= TASK BRIEF =
Give the data below again, word for word.

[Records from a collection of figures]
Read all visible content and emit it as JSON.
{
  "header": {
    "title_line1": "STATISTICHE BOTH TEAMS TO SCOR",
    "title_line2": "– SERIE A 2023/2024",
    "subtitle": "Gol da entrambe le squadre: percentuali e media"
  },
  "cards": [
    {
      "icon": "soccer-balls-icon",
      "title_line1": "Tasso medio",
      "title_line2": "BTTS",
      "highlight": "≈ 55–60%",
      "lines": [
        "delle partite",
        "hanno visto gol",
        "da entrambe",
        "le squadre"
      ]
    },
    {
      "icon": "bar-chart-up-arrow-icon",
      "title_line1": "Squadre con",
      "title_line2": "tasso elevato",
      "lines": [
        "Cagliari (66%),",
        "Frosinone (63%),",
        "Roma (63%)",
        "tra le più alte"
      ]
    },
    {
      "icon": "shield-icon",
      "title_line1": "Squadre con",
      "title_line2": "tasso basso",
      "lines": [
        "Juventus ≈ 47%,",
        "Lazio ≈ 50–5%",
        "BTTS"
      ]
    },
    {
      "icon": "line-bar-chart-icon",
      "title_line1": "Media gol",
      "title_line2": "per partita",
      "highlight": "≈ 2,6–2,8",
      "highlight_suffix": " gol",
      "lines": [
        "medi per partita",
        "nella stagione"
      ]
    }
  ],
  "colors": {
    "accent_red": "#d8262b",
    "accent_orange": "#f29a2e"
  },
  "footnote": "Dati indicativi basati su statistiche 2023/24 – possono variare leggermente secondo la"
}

= FINISHED ANSWER =
Read all visible content and emit it as JSON.
{
  "header": {
    "title_line1": "STATISTICHE BOTH TEAMS TO SCOR",
    "title_line2": "– SERIE A 2023/2024",
    "subtitle": "Gol da entrambe le squadre: percentuali e media"
  },
  "cards": [
    {
      "icon": "soccer-balls-icon",
      "title_line1": "Tasso medio",
      "title_line2": "BTTS",
      "highlight": "≈ 55–60%",
      "lines": [
        "delle partite",
        "hanno visto gol",
        "da entrambe",
        "le squadre"
      ]
    },
    {
      "icon": "bar-chart-up-arrow-icon",
      "title_line1": "Squadre con",
      "title_line2": "tasso elevato",
      "lines": [
        "Cagliari (66%),",
        "Frosinone (63%),",
        "Roma (63%)",
        "tra le più alte"
      ]
    },
    {
      "icon": "shield-icon",
      "title_line1": "Squadre con",
      "title_line2": "tasso basso",
      "lines": [
        "Juventus ≈ 47%,",
        "Lazio ≈ 50–5%",
        "BTTS"
      ]
    },
    {
      "icon": "line-bar-chart-icon",
      "title_line1": "Media gol",
      "title_line2": "per partita",
      "highlight": "≈ 2,6–2,8",
      "highlight_suffix": " gol",
      "lines": [
        "medi per partita",
        "nella stagione"
      ]
    }
  ],
  "colors": {
    "accent_red": "#d8262b",
    "accent_orange": "#f29a2e"
  },
  "footnote": "Dati indicativi basati su statistiche 2023/24 – possono variare leggermente secondo la"
}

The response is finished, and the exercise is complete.